▶ _AIM_
Copy each line of the listing below exactly.

──────────

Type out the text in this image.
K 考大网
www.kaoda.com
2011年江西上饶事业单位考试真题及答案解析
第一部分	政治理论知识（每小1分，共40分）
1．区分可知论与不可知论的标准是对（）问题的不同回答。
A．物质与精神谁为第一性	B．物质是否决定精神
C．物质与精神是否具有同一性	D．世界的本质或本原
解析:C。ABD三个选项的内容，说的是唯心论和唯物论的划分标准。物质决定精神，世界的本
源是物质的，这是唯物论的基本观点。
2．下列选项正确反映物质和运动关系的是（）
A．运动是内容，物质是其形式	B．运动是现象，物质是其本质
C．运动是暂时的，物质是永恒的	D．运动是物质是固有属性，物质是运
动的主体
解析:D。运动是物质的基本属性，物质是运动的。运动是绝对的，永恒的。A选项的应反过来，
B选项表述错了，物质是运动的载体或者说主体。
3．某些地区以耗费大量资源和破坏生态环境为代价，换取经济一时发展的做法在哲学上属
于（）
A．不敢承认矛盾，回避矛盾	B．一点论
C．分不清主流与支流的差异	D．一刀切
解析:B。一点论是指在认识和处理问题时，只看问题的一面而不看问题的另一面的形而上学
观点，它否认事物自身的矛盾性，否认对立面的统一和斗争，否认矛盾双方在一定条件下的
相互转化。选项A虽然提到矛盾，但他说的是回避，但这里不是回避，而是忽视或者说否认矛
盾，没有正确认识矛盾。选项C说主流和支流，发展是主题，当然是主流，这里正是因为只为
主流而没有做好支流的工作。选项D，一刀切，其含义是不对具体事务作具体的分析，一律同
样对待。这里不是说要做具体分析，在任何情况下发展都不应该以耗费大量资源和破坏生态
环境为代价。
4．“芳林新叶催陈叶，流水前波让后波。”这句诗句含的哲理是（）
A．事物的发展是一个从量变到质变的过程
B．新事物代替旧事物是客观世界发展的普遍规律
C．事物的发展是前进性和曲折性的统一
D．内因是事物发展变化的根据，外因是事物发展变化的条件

──────────

▶ _EXERCISE RESULT_
Type out the text in this image.
K 考大网
www.kaoda.com
2011年江西上饶事业单位考试真题及答案解析
第一部分	政治理论知识（每小1分，共40分）
1．区分可知论与不可知论的标准是对（）问题的不同回答。
A．物质与精神谁为第一性	B．物质是否决定精神
C．物质与精神是否具有同一性	D．世界的本质或本原
解析:C。ABD三个选项的内容，说的是唯心论和唯物论的划分标准。物质决定精神，世界的本
源是物质的，这是唯物论的基本观点。
2．下列选项正确反映物质和运动关系的是（）
A．运动是内容，物质是其形式	B．运动是现象，物质是其本质
C．运动是暂时的，物质是永恒的	D．运动是物质是固有属性，物质是运
动的主体
解析:D。运动是物质的基本属性，物质是运动的。运动是绝对的，永恒的。A选项的应反过来，
B选项表述错了，物质是运动的载体或者说主体。
3．某些地区以耗费大量资源和破坏生态环境为代价，换取经济一时发展的做法在哲学上属
于（）
A．不敢承认矛盾，回避矛盾	B．一点论
C．分不清主流与支流的差异	D．一刀切
解析:B。一点论是指在认识和处理问题时，只看问题的一面而不看问题的另一面的形而上学
观点，它否认事物自身的矛盾性，否认对立面的统一和斗争，否认矛盾双方在一定条件下的
相互转化。选项A虽然提到矛盾，但他说的是回避，但这里不是回避，而是忽视或者说否认矛
盾，没有正确认识矛盾。选项C说主流和支流，发展是主题，当然是主流，这里正是因为只为
主流而没有做好支流的工作。选项D，一刀切，其含义是不对具体事务作具体的分析，一律同
样对待。这里不是说要做具体分析，在任何情况下发展都不应该以耗费大量资源和破坏生态
环境为代价。
4．“芳林新叶催陈叶，流水前波让后波。”这句诗句含的哲理是（）
A．事物的发展是一个从量变到质变的过程
B．新事物代替旧事物是客观世界发展的普遍规律
C．事物的发展是前进性和曲折性的统一
D．内因是事物发展变化的根据，外因是事物发展变化的条件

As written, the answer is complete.